● **Work to complete**: Copy every line that contains the string "this" from the entries below.

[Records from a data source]
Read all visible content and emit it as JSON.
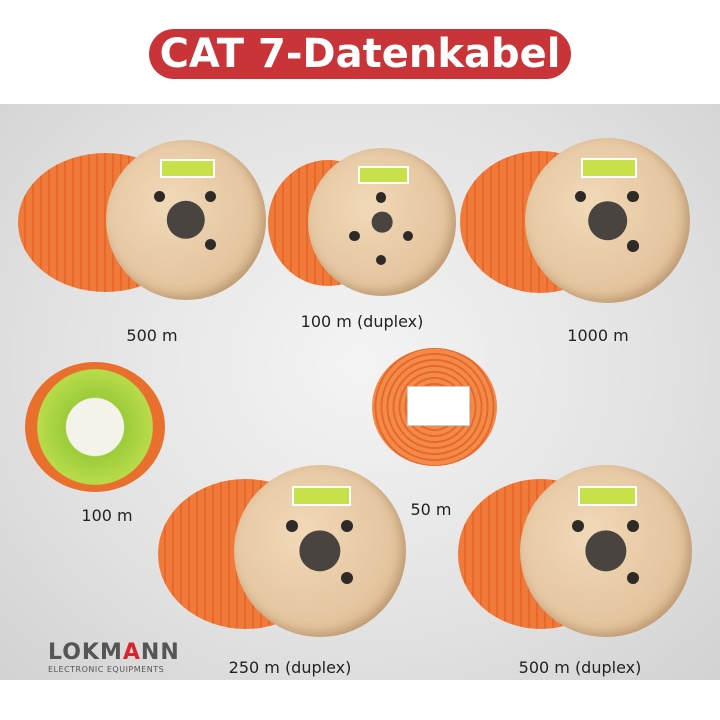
{
  "title": "CAT 7-Datenkabel",
  "products": [
    {
      "caption": "500 m"
    },
    {
      "caption": "100 m (duplex)"
    },
    {
      "caption": "1000 m"
    },
    {
      "caption": "100 m"
    },
    {
      "caption": "50 m"
    },
    {
      "caption": "250 m (duplex)"
    },
    {
      "caption": "500 m (duplex)"
    }
  ],
  "logo": {
    "name": "LOKMANN",
    "tagline": "ELECTRONIC EQUIPMENTS"
  },
  "colors": {
    "banner": "#c83437",
    "cable": "#f07a3a",
    "label": "#c8e04a"
  }
}
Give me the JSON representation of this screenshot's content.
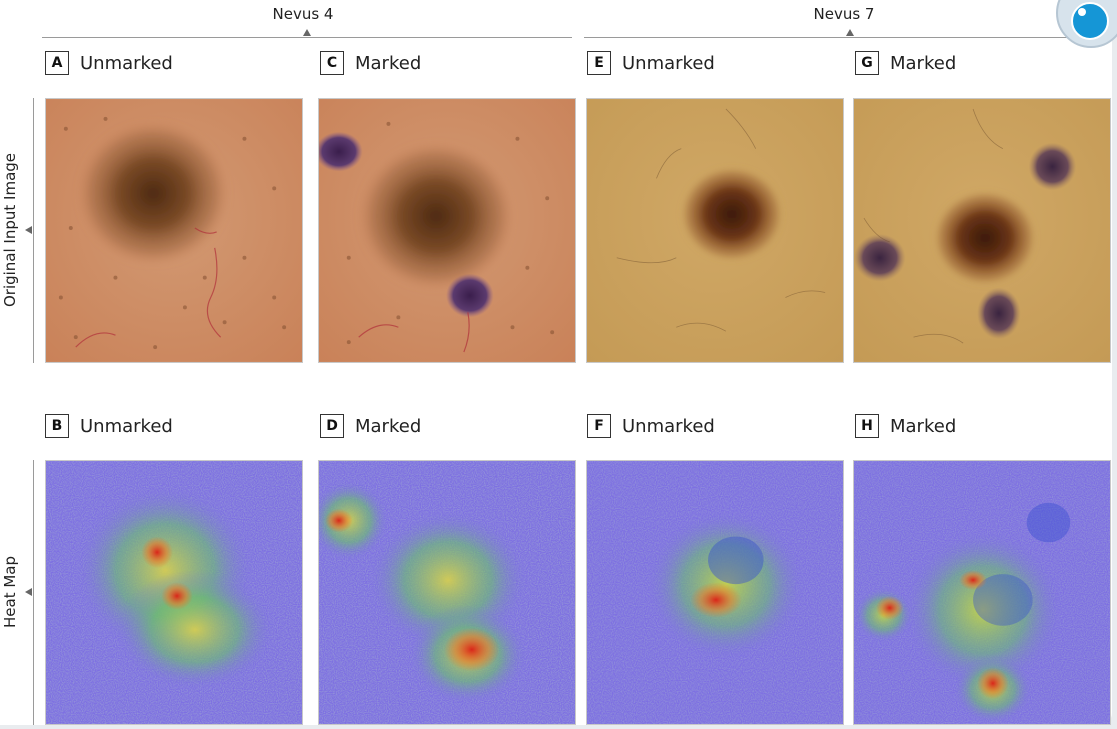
{
  "groups": [
    {
      "title": "Nevus 4"
    },
    {
      "title": "Nevus 7"
    }
  ],
  "rows": [
    {
      "title": "Original Input Image"
    },
    {
      "title": "Heat Map"
    }
  ],
  "panels": [
    {
      "letter": "A",
      "caption": "Unmarked"
    },
    {
      "letter": "C",
      "caption": "Marked"
    },
    {
      "letter": "E",
      "caption": "Unmarked"
    },
    {
      "letter": "G",
      "caption": "Marked"
    },
    {
      "letter": "B",
      "caption": "Unmarked"
    },
    {
      "letter": "D",
      "caption": "Marked"
    },
    {
      "letter": "F",
      "caption": "Unmarked"
    },
    {
      "letter": "H",
      "caption": "Marked"
    }
  ],
  "colors": {
    "skin_nevus4": "#c98b63",
    "skin_nevus7": "#c9a15f",
    "nevus_brown": "#5a3216",
    "ink_marking": "#4b2a5c",
    "heatmap_base": "#7d6fe2",
    "heatmap_hot": "#d9261a",
    "heatmap_mid": "#c8d842"
  },
  "logo": {
    "icon": "journal-logo-icon"
  }
}
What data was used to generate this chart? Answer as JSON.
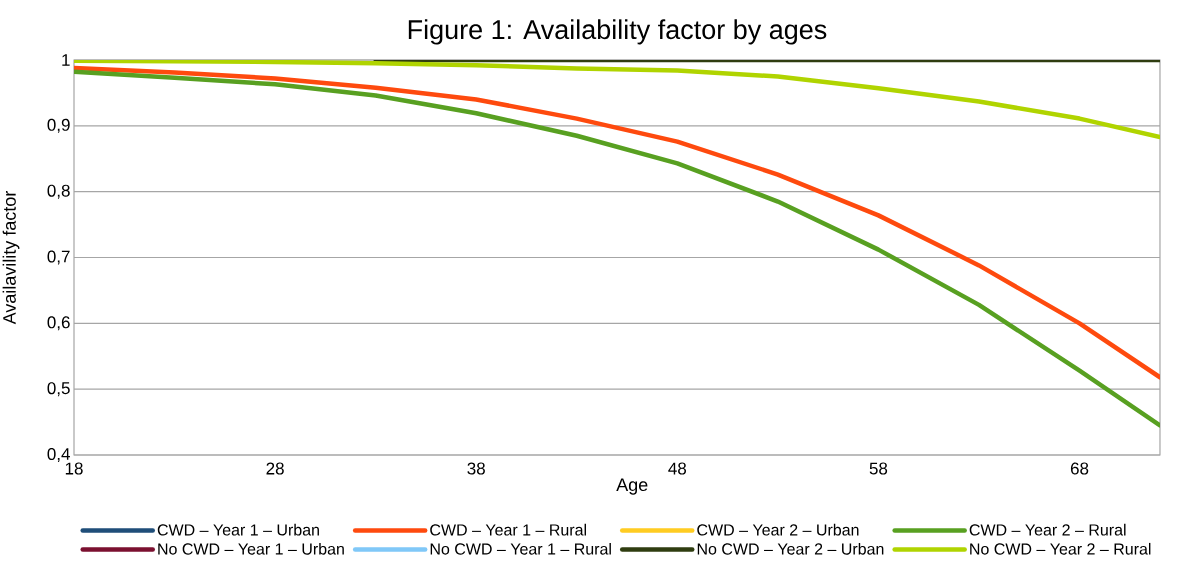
{
  "chart_data": {
    "type": "line",
    "title": "Figure 1: Availability factor by ages",
    "xlabel": "Age",
    "ylabel": "Availavility factor",
    "x": [
      18,
      23,
      28,
      33,
      38,
      43,
      48,
      53,
      58,
      63,
      68,
      72
    ],
    "xlim": [
      18,
      72
    ],
    "xticks": [
      18,
      28,
      38,
      48,
      58,
      68
    ],
    "ylim": [
      0.4,
      1
    ],
    "yticks": [
      {
        "value": 0.4,
        "label": "0,4"
      },
      {
        "value": 0.5,
        "label": "0,5"
      },
      {
        "value": 0.6,
        "label": "0,6"
      },
      {
        "value": 0.7,
        "label": "0,7"
      },
      {
        "value": 0.8,
        "label": "0,8"
      },
      {
        "value": 0.9,
        "label": "0,9"
      },
      1
    ],
    "grid": "y",
    "legend": "bottom",
    "marker": "none",
    "line_style": "solid",
    "series": [
      {
        "name": "CWD – Year 1 – Urban",
        "color": "#1f4e79",
        "values": [
          null,
          null,
          null,
          null,
          null,
          null,
          null,
          null,
          null,
          null,
          null,
          null
        ]
      },
      {
        "name": "CWD – Year 1 – Rural",
        "color": "#fe4a0e",
        "values": [
          0.988,
          0.981,
          0.972,
          0.958,
          0.94,
          0.911,
          0.876,
          0.826,
          0.764,
          0.688,
          0.6,
          0.518
        ]
      },
      {
        "name": "CWD – Year 2 – Urban",
        "color": "#ffcc22",
        "values": [
          null,
          null,
          null,
          null,
          null,
          null,
          null,
          null,
          null,
          null,
          null,
          null
        ]
      },
      {
        "name": "CWD – Year 2 – Rural",
        "color": "#58a021",
        "values": [
          0.982,
          0.973,
          0.963,
          0.946,
          0.919,
          0.885,
          0.843,
          0.785,
          0.712,
          0.628,
          0.528,
          0.445
        ]
      },
      {
        "name": "No CWD – Year 1 – Urban",
        "color": "#7b1030",
        "values": [
          null,
          null,
          null,
          null,
          null,
          null,
          null,
          null,
          null,
          null,
          null,
          null
        ]
      },
      {
        "name": "No CWD – Year 1 – Rural",
        "color": "#80c8f8",
        "values": [
          null,
          null,
          null,
          null,
          null,
          null,
          null,
          null,
          null,
          null,
          null,
          null
        ]
      },
      {
        "name": "No CWD – Year 2 – Urban",
        "color": "#2f3d10",
        "values": [
          null,
          null,
          null,
          1,
          1,
          1,
          1,
          1,
          1,
          1,
          1,
          1
        ]
      },
      {
        "name": "No CWD – Year 2 – Rural",
        "color": "#b0d400",
        "values": [
          0.999,
          0.998,
          0.997,
          0.995,
          0.992,
          0.987,
          0.984,
          0.975,
          0.957,
          0.937,
          0.911,
          0.883
        ]
      }
    ]
  }
}
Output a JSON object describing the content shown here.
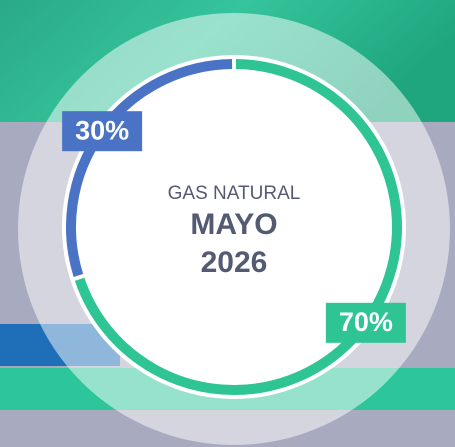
{
  "chart_data": {
    "type": "donut",
    "subtitle": "GAS NATURAL",
    "title": "MAYO",
    "year": "2026",
    "values": [
      70,
      30
    ],
    "value_labels": [
      "70%",
      "30%"
    ],
    "colors": [
      "#2ec493",
      "#4a73c5"
    ]
  }
}
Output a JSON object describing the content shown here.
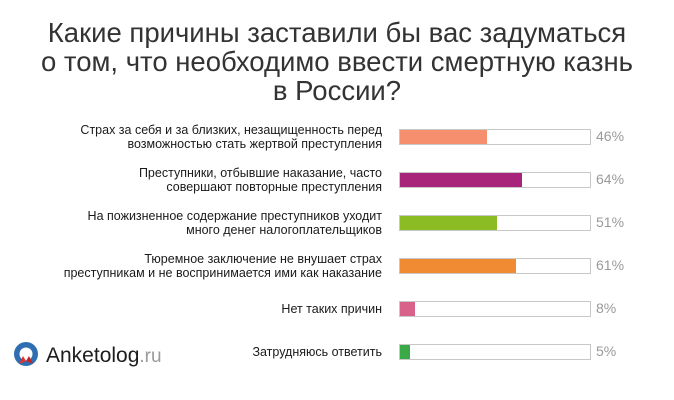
{
  "chart_data": {
    "type": "bar",
    "orientation": "horizontal",
    "title_lines": [
      "Какие причины заставили бы вас задуматься",
      "о том, что необходимо ввести смертную казнь",
      "в России?"
    ],
    "xlim": [
      0,
      100
    ],
    "grid": false,
    "legend": "none",
    "categories": [
      [
        "Страх за себя и за близких, незащищенность перед",
        "возможностью стать жертвой преступления"
      ],
      [
        "Преступники, отбывшие наказание, часто",
        "совершают повторные преступления"
      ],
      [
        "На пожизненное содержание преступников уходит",
        "много денег налогоплательщиков"
      ],
      [
        "Тюремное заключение не внушает страх",
        "преступникам и не воспринимается ими как наказание"
      ],
      [
        "Нет таких причин"
      ],
      [
        "Затрудняюсь ответить"
      ]
    ],
    "values": [
      46,
      64,
      51,
      61,
      8,
      5
    ],
    "value_labels": [
      "46%",
      "64%",
      "51%",
      "61%",
      "8%",
      "5%"
    ],
    "colors": [
      "#f58f6e",
      "#a8237a",
      "#8cbc23",
      "#f08a33",
      "#d8628a",
      "#3aaa48"
    ]
  },
  "logo": {
    "brand": "Anketolog",
    "tld": ".ru",
    "icon": "anketolog-logo-icon"
  }
}
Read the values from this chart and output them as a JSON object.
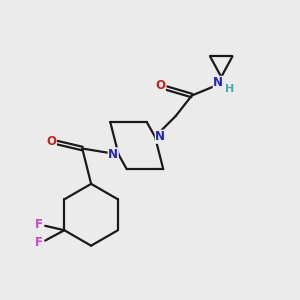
{
  "bg_color": "#ebebeb",
  "bond_color": "#1a1a1a",
  "N_color": "#2222cc",
  "O_color": "#cc2020",
  "F_color": "#cc44cc",
  "H_color": "#44aaaa",
  "line_width": 1.6,
  "font_size_atom": 8.5,
  "fig_width": 3.0,
  "fig_height": 3.0,
  "xlim": [
    0,
    10
  ],
  "ylim": [
    0,
    10
  ]
}
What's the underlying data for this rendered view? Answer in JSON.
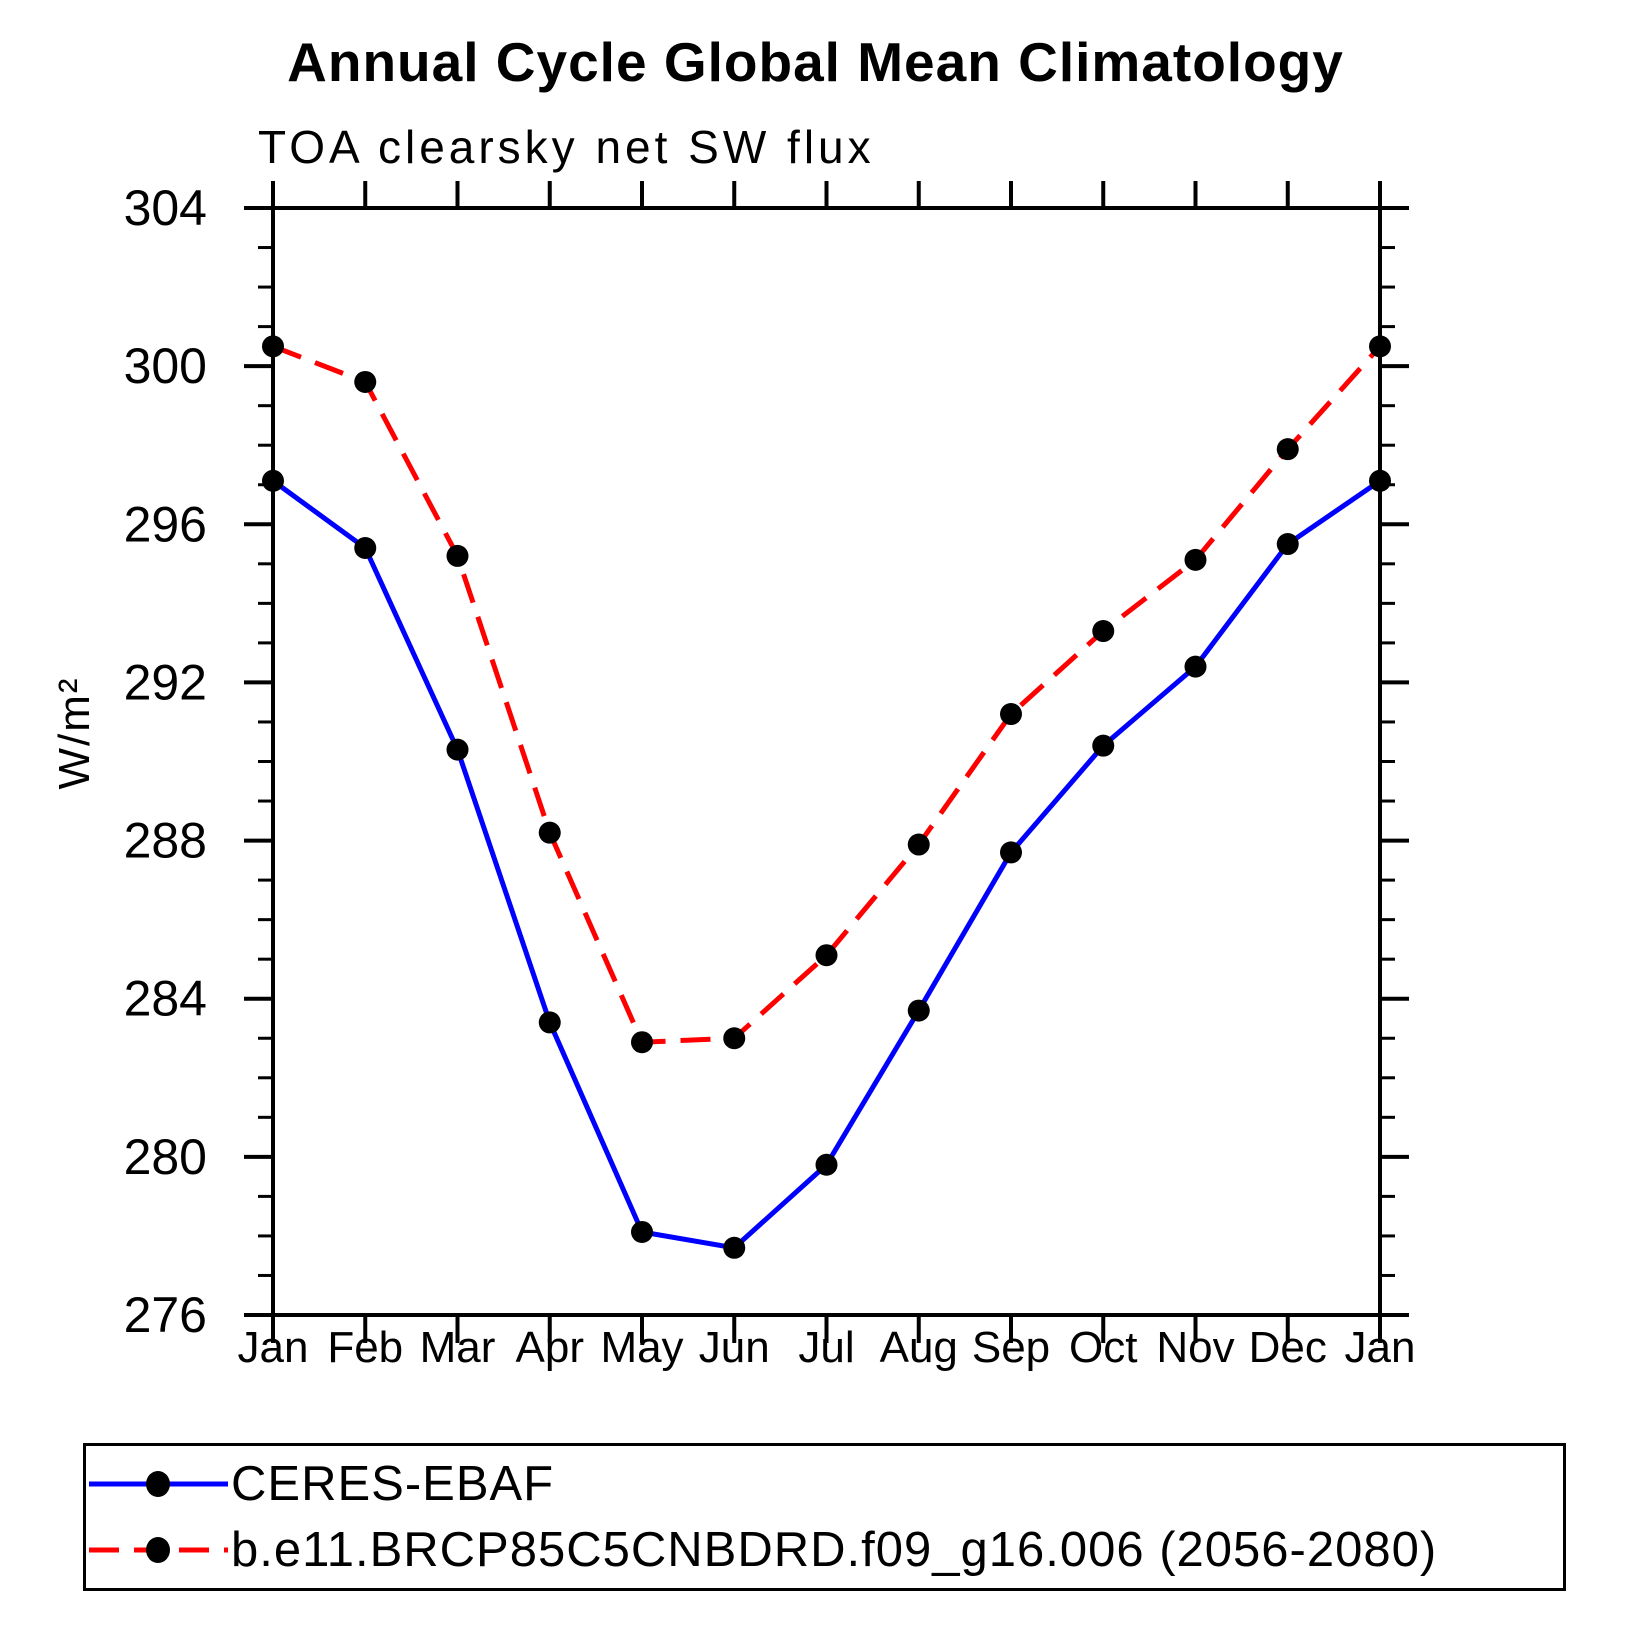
{
  "page": {
    "background": "#ffffff"
  },
  "title": "Annual Cycle Global Mean Climatology",
  "subtitle": "TOA clearsky net SW flux",
  "y_axis_label": "W/m²",
  "legend": {
    "items": [
      {
        "label": "CERES-EBAF",
        "color": "#0000ff",
        "line_style": "solid",
        "marker_color": "#000000"
      },
      {
        "label": "b.e11.BRCP85C5CNBDRD.f09_g16.006 (2056-2080)",
        "color": "#ff0000",
        "line_style": "dashed",
        "marker_color": "#000000"
      }
    ]
  },
  "chart_data": {
    "type": "line",
    "title": "Annual Cycle Global Mean Climatology",
    "subtitle": "TOA clearsky net SW flux",
    "ylabel": "W/m²",
    "xlabel": "",
    "ylim": [
      276,
      304
    ],
    "y_major_ticks": [
      276,
      280,
      284,
      288,
      292,
      296,
      300,
      304
    ],
    "y_minor_step": 1,
    "grid": false,
    "legend_position": "bottom",
    "categories": [
      "Jan",
      "Feb",
      "Mar",
      "Apr",
      "May",
      "Jun",
      "Jul",
      "Aug",
      "Sep",
      "Oct",
      "Nov",
      "Dec",
      "Jan"
    ],
    "series": [
      {
        "name": "CERES-EBAF",
        "color": "#0000ff",
        "line_style": "solid",
        "marker": "filled-circle",
        "marker_color": "#000000",
        "values": [
          297.1,
          295.4,
          290.3,
          283.4,
          278.1,
          277.7,
          279.8,
          283.7,
          287.7,
          290.4,
          292.4,
          295.5,
          297.1
        ]
      },
      {
        "name": "b.e11.BRCP85C5CNBDRD.f09_g16.006 (2056-2080)",
        "color": "#ff0000",
        "line_style": "dashed",
        "marker": "filled-circle",
        "marker_color": "#000000",
        "values": [
          300.5,
          299.6,
          295.2,
          288.2,
          282.9,
          283.0,
          285.1,
          287.9,
          291.2,
          293.3,
          295.1,
          297.9,
          300.5
        ]
      }
    ]
  }
}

● **Right answer**:
Give me the JSON representation of this screenshot's content.
What data was used to generate this chart? Answer as JSON.
Read the values from this chart and output them as a JSON object.
What's the underlying data for this rendered view? Answer in JSON.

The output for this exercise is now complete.